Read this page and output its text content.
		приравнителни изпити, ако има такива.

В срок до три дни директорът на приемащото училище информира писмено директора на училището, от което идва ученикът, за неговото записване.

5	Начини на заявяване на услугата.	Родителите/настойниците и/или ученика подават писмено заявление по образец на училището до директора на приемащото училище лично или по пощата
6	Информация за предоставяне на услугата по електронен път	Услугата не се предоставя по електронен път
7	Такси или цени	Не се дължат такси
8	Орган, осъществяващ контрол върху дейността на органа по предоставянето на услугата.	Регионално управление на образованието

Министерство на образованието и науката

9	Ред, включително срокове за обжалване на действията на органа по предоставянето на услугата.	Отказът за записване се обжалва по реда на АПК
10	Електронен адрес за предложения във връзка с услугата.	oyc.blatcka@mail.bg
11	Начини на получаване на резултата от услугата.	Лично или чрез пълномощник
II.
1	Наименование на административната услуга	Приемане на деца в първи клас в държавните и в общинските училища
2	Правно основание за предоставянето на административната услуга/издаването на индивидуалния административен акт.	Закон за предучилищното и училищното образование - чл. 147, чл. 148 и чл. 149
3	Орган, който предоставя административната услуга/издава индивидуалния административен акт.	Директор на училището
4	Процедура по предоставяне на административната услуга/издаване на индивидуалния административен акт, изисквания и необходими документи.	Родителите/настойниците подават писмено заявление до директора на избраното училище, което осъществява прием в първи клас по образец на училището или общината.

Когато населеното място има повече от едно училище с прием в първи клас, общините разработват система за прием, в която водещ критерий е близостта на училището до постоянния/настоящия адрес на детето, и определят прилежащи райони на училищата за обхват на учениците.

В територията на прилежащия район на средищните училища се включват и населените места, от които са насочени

# # # # #

__Description of the task__
Return a copy of every line that includes the word "първи".

__Expected output__
1	Наименование на административната услуга	Приемане на деца в първи клас в държавните и в общинските училища
4	Процедура по предоставяне на административната услуга/издаване на индивидуалния административен акт, изисквания и необходими документи.	Родителите/настойниците подават писмено заявление до директора на избраното училище, което осъществява прием в първи клас по образец на училището или общината.
Когато населеното място има повече от едно училище с прием в първи клас, общините разработват система за прием, в която водещ критерий е близостта на училището до постоянния/настоящия адрес на детето, и определят прилежащи райони на училищата за обхват на учениците.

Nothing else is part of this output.